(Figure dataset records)
——
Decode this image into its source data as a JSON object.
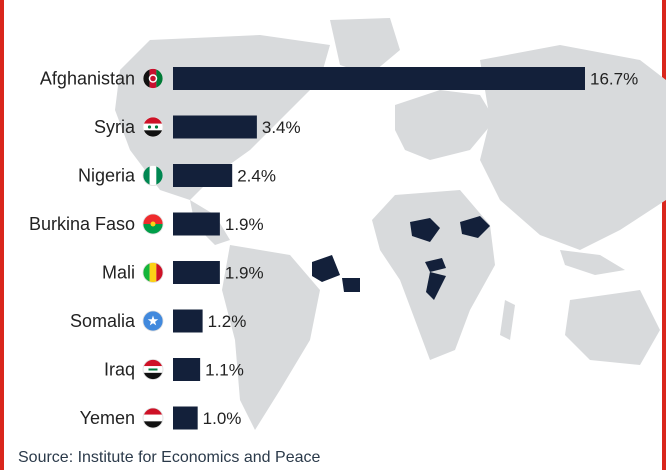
{
  "source_text": "Source: Institute for Economics and Peace",
  "colors": {
    "bar": "#13203a",
    "frame": "#d9261c",
    "map_land": "#d8dadc",
    "map_highlight": "#13203a"
  },
  "chart_data": {
    "type": "bar",
    "orientation": "horizontal",
    "categories": [
      "Afghanistan",
      "Syria",
      "Nigeria",
      "Burkina Faso",
      "Mali",
      "Somalia",
      "Iraq",
      "Yemen"
    ],
    "values": [
      16.7,
      3.4,
      2.4,
      1.9,
      1.9,
      1.2,
      1.1,
      1.0
    ],
    "value_labels": [
      "16.7%",
      "3.4%",
      "2.4%",
      "1.9%",
      "1.9%",
      "1.2%",
      "1.1%",
      "1.0%"
    ],
    "flags": [
      "afghanistan-flag-icon",
      "syria-flag-icon",
      "nigeria-flag-icon",
      "burkina-faso-flag-icon",
      "mali-flag-icon",
      "somalia-flag-icon",
      "iraq-flag-icon",
      "yemen-flag-icon"
    ],
    "xlim": [
      0,
      16.7
    ],
    "grid": false,
    "legend": "none"
  }
}
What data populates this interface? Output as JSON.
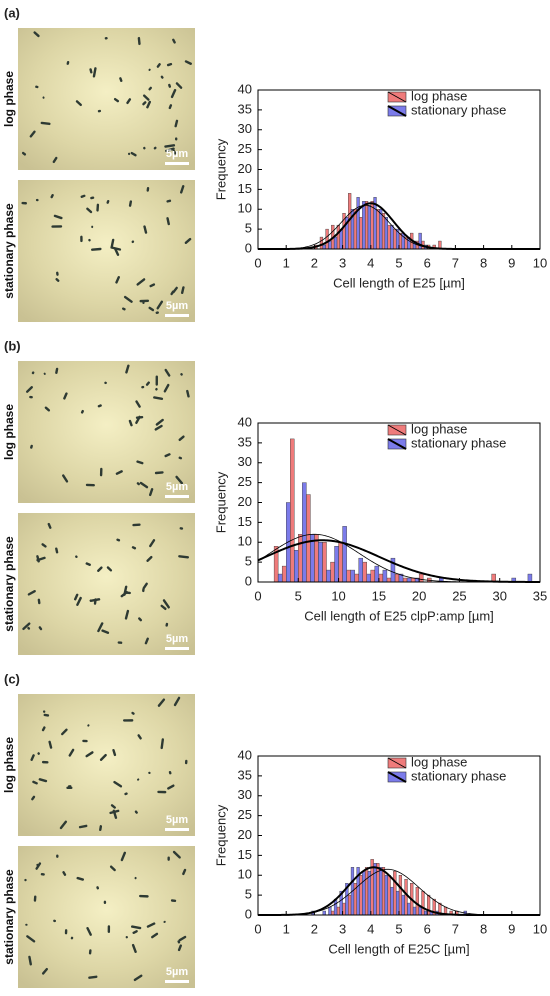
{
  "chart_data": [
    {
      "type": "histogram",
      "panel": "(a)",
      "images": [
        {
          "label": "log phase",
          "scale": "5µm"
        },
        {
          "label": "stationary phase",
          "scale": "5µm"
        }
      ],
      "xlabel": "Cell length of E25 [µm]",
      "ylabel": "Frequency",
      "xlim": [
        0,
        10
      ],
      "xticks": [
        0,
        1,
        2,
        3,
        4,
        5,
        6,
        7,
        8,
        9,
        10
      ],
      "ylim": [
        0,
        40
      ],
      "yticks": [
        0,
        5,
        10,
        15,
        20,
        25,
        30,
        35,
        40
      ],
      "legend": "upper right",
      "bins": [
        2.0,
        2.2,
        2.4,
        2.6,
        2.8,
        3.0,
        3.2,
        3.4,
        3.6,
        3.8,
        4.0,
        4.2,
        4.4,
        4.6,
        4.8,
        5.0,
        5.2,
        5.4,
        5.6,
        5.8,
        6.0,
        6.2,
        6.4,
        6.6
      ],
      "series": [
        {
          "name": "log phase",
          "color": "#ef7b7b",
          "values": [
            1,
            3,
            5,
            6,
            6,
            9,
            14,
            10,
            8,
            12,
            12,
            10,
            9,
            6,
            5,
            4,
            3,
            4,
            2,
            2,
            1,
            1,
            2
          ],
          "fit": {
            "mean": 3.8,
            "sd": 0.85,
            "peak": 11
          }
        },
        {
          "name": "stationary phase",
          "color": "#7b7bea",
          "values": [
            0,
            1,
            2,
            3,
            5,
            8,
            10,
            13,
            12,
            11,
            13,
            10,
            8,
            6,
            5,
            4,
            3,
            2,
            4,
            1,
            0,
            0,
            0
          ],
          "fit": {
            "mean": 4.0,
            "sd": 0.8,
            "peak": 11.5
          }
        }
      ]
    },
    {
      "type": "histogram",
      "panel": "(b)",
      "images": [
        {
          "label": "log phase",
          "scale": "5µm"
        },
        {
          "label": "stationary phase",
          "scale": "5µm"
        }
      ],
      "xlabel": "Cell length of E25 clpP:amp [µm]",
      "ylabel": "Frequency",
      "xlim": [
        0,
        35
      ],
      "xticks": [
        0,
        5,
        10,
        15,
        20,
        25,
        30,
        35
      ],
      "ylim": [
        0,
        40
      ],
      "yticks": [
        0,
        5,
        10,
        15,
        20,
        25,
        30,
        35,
        40
      ],
      "legend": "upper right",
      "bins": [
        1,
        2,
        3,
        4,
        5,
        6,
        7,
        8,
        9,
        10,
        11,
        12,
        13,
        14,
        15,
        16,
        17,
        18,
        19,
        20,
        21,
        22,
        23,
        24,
        25,
        26,
        27,
        28,
        29,
        30,
        31,
        32,
        33,
        34
      ],
      "series": [
        {
          "name": "log phase",
          "color": "#ef7b7b",
          "values": [
            0,
            9,
            4,
            36,
            12,
            22,
            12,
            10,
            5,
            10,
            3,
            2,
            5,
            3,
            2,
            1,
            2,
            1,
            1,
            2,
            1,
            0,
            0,
            0,
            0,
            0,
            0,
            0,
            2,
            0,
            0,
            0,
            0
          ],
          "fit": {
            "mean": 7,
            "sd": 5.5,
            "peak": 12
          }
        },
        {
          "name": "stationary phase",
          "color": "#7b7bea",
          "values": [
            0,
            2,
            20,
            8,
            25,
            12,
            10,
            3,
            9,
            14,
            3,
            6,
            2,
            4,
            3,
            6,
            2,
            1,
            1,
            0,
            0,
            1,
            0,
            0,
            0,
            0,
            0,
            0,
            0,
            0,
            1,
            0,
            2
          ],
          "fit": {
            "mean": 8,
            "sd": 7,
            "peak": 10.5
          }
        }
      ]
    },
    {
      "type": "histogram",
      "panel": "(c)",
      "images": [
        {
          "label": "log phase",
          "scale": "5µm"
        },
        {
          "label": "stationary phase",
          "scale": "5µm"
        }
      ],
      "xlabel": "Cell length of E25C [µm]",
      "ylabel": "Frequency",
      "xlim": [
        0,
        10
      ],
      "xticks": [
        0,
        1,
        2,
        3,
        4,
        5,
        6,
        7,
        8,
        9,
        10
      ],
      "ylim": [
        0,
        40
      ],
      "yticks": [
        0,
        5,
        10,
        15,
        20,
        25,
        30,
        35,
        40
      ],
      "legend": "upper right",
      "bins": [
        1.6,
        1.8,
        2.0,
        2.2,
        2.4,
        2.6,
        2.8,
        3.0,
        3.2,
        3.4,
        3.6,
        3.8,
        4.0,
        4.2,
        4.4,
        4.6,
        4.8,
        5.0,
        5.2,
        5.4,
        5.6,
        5.8,
        6.0,
        6.2,
        6.4,
        6.6,
        6.8,
        7.0,
        7.2,
        7.4,
        7.6
      ],
      "series": [
        {
          "name": "log phase",
          "color": "#ef7b7b",
          "values": [
            0,
            0,
            0,
            0,
            0,
            1,
            2,
            3,
            5,
            8,
            10,
            12,
            14,
            13,
            12,
            10,
            11,
            10,
            9,
            8,
            7,
            6,
            5,
            4,
            3,
            2,
            1,
            1,
            0,
            0
          ],
          "fit": {
            "mean": 4.6,
            "sd": 1.1,
            "peak": 11.5
          }
        },
        {
          "name": "stationary phase",
          "color": "#7b7bea",
          "values": [
            0,
            1,
            0,
            1,
            2,
            4,
            6,
            8,
            12,
            12,
            11,
            11,
            13,
            12,
            10,
            7,
            6,
            5,
            3,
            2,
            2,
            1,
            1,
            1,
            0,
            0,
            0,
            0,
            1,
            0
          ],
          "fit": {
            "mean": 4.1,
            "sd": 0.9,
            "peak": 12
          }
        }
      ]
    }
  ]
}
——
TASK STATEMENT: Write the listing above out again exactly, dropping each image.

THE RESPONSE:
Decode this image into its source data as a JSON object.
{
  "source_text": "Source: Institute for Economics and Peace",
  "colors": {
    "bar": "#13203a",
    "frame": "#d9261c",
    "map_land": "#d8dadc",
    "map_highlight": "#13203a"
  },
  "chart_data": {
    "type": "bar",
    "orientation": "horizontal",
    "categories": [
      "Afghanistan",
      "Syria",
      "Nigeria",
      "Burkina Faso",
      "Mali",
      "Somalia",
      "Iraq",
      "Yemen"
    ],
    "values": [
      16.7,
      3.4,
      2.4,
      1.9,
      1.9,
      1.2,
      1.1,
      1.0
    ],
    "value_labels": [
      "16.7%",
      "3.4%",
      "2.4%",
      "1.9%",
      "1.9%",
      "1.2%",
      "1.1%",
      "1.0%"
    ],
    "flags": [
      "afghanistan-flag-icon",
      "syria-flag-icon",
      "nigeria-flag-icon",
      "burkina-faso-flag-icon",
      "mali-flag-icon",
      "somalia-flag-icon",
      "iraq-flag-icon",
      "yemen-flag-icon"
    ],
    "xlim": [
      0,
      16.7
    ],
    "grid": false,
    "legend": "none"
  }
}
What data populates this interface? Output as JSON.
{
  "chart_data": [
    {
      "type": "histogram",
      "panel": "(a)",
      "images": [
        {
          "label": "log phase",
          "scale": "5µm"
        },
        {
          "label": "stationary phase",
          "scale": "5µm"
        }
      ],
      "xlabel": "Cell length of E25 [µm]",
      "ylabel": "Frequency",
      "xlim": [
        0,
        10
      ],
      "xticks": [
        0,
        1,
        2,
        3,
        4,
        5,
        6,
        7,
        8,
        9,
        10
      ],
      "ylim": [
        0,
        40
      ],
      "yticks": [
        0,
        5,
        10,
        15,
        20,
        25,
        30,
        35,
        40
      ],
      "legend": "upper right",
      "bins": [
        2.0,
        2.2,
        2.4,
        2.6,
        2.8,
        3.0,
        3.2,
        3.4,
        3.6,
        3.8,
        4.0,
        4.2,
        4.4,
        4.6,
        4.8,
        5.0,
        5.2,
        5.4,
        5.6,
        5.8,
        6.0,
        6.2,
        6.4,
        6.6
      ],
      "series": [
        {
          "name": "log phase",
          "color": "#ef7b7b",
          "values": [
            1,
            3,
            5,
            6,
            6,
            9,
            14,
            10,
            8,
            12,
            12,
            10,
            9,
            6,
            5,
            4,
            3,
            4,
            2,
            2,
            1,
            1,
            2
          ],
          "fit": {
            "mean": 3.8,
            "sd": 0.85,
            "peak": 11
          }
        },
        {
          "name": "stationary phase",
          "color": "#7b7bea",
          "values": [
            0,
            1,
            2,
            3,
            5,
            8,
            10,
            13,
            12,
            11,
            13,
            10,
            8,
            6,
            5,
            4,
            3,
            2,
            4,
            1,
            0,
            0,
            0
          ],
          "fit": {
            "mean": 4.0,
            "sd": 0.8,
            "peak": 11.5
          }
        }
      ]
    },
    {
      "type": "histogram",
      "panel": "(b)",
      "images": [
        {
          "label": "log phase",
          "scale": "5µm"
        },
        {
          "label": "stationary phase",
          "scale": "5µm"
        }
      ],
      "xlabel": "Cell length of E25 clpP:amp [µm]",
      "ylabel": "Frequency",
      "xlim": [
        0,
        35
      ],
      "xticks": [
        0,
        5,
        10,
        15,
        20,
        25,
        30,
        35
      ],
      "ylim": [
        0,
        40
      ],
      "yticks": [
        0,
        5,
        10,
        15,
        20,
        25,
        30,
        35,
        40
      ],
      "legend": "upper right",
      "bins": [
        1,
        2,
        3,
        4,
        5,
        6,
        7,
        8,
        9,
        10,
        11,
        12,
        13,
        14,
        15,
        16,
        17,
        18,
        19,
        20,
        21,
        22,
        23,
        24,
        25,
        26,
        27,
        28,
        29,
        30,
        31,
        32,
        33,
        34
      ],
      "series": [
        {
          "name": "log phase",
          "color": "#ef7b7b",
          "values": [
            0,
            9,
            4,
            36,
            12,
            22,
            12,
            10,
            5,
            10,
            3,
            2,
            5,
            3,
            2,
            1,
            2,
            1,
            1,
            2,
            1,
            0,
            0,
            0,
            0,
            0,
            0,
            0,
            2,
            0,
            0,
            0,
            0
          ],
          "fit": {
            "mean": 7,
            "sd": 5.5,
            "peak": 12
          }
        },
        {
          "name": "stationary phase",
          "color": "#7b7bea",
          "values": [
            0,
            2,
            20,
            8,
            25,
            12,
            10,
            3,
            9,
            14,
            3,
            6,
            2,
            4,
            3,
            6,
            2,
            1,
            1,
            0,
            0,
            1,
            0,
            0,
            0,
            0,
            0,
            0,
            0,
            0,
            1,
            0,
            2
          ],
          "fit": {
            "mean": 8,
            "sd": 7,
            "peak": 10.5
          }
        }
      ]
    },
    {
      "type": "histogram",
      "panel": "(c)",
      "images": [
        {
          "label": "log phase",
          "scale": "5µm"
        },
        {
          "label": "stationary phase",
          "scale": "5µm"
        }
      ],
      "xlabel": "Cell length of E25C [µm]",
      "ylabel": "Frequency",
      "xlim": [
        0,
        10
      ],
      "xticks": [
        0,
        1,
        2,
        3,
        4,
        5,
        6,
        7,
        8,
        9,
        10
      ],
      "ylim": [
        0,
        40
      ],
      "yticks": [
        0,
        5,
        10,
        15,
        20,
        25,
        30,
        35,
        40
      ],
      "legend": "upper right",
      "bins": [
        1.6,
        1.8,
        2.0,
        2.2,
        2.4,
        2.6,
        2.8,
        3.0,
        3.2,
        3.4,
        3.6,
        3.8,
        4.0,
        4.2,
        4.4,
        4.6,
        4.8,
        5.0,
        5.2,
        5.4,
        5.6,
        5.8,
        6.0,
        6.2,
        6.4,
        6.6,
        6.8,
        7.0,
        7.2,
        7.4,
        7.6
      ],
      "series": [
        {
          "name": "log phase",
          "color": "#ef7b7b",
          "values": [
            0,
            0,
            0,
            0,
            0,
            1,
            2,
            3,
            5,
            8,
            10,
            12,
            14,
            13,
            12,
            10,
            11,
            10,
            9,
            8,
            7,
            6,
            5,
            4,
            3,
            2,
            1,
            1,
            0,
            0
          ],
          "fit": {
            "mean": 4.6,
            "sd": 1.1,
            "peak": 11.5
          }
        },
        {
          "name": "stationary phase",
          "color": "#7b7bea",
          "values": [
            0,
            1,
            0,
            1,
            2,
            4,
            6,
            8,
            12,
            12,
            11,
            11,
            13,
            12,
            10,
            7,
            6,
            5,
            3,
            2,
            2,
            1,
            1,
            1,
            0,
            0,
            0,
            0,
            1,
            0
          ],
          "fit": {
            "mean": 4.1,
            "sd": 0.9,
            "peak": 12
          }
        }
      ]
    }
  ]
}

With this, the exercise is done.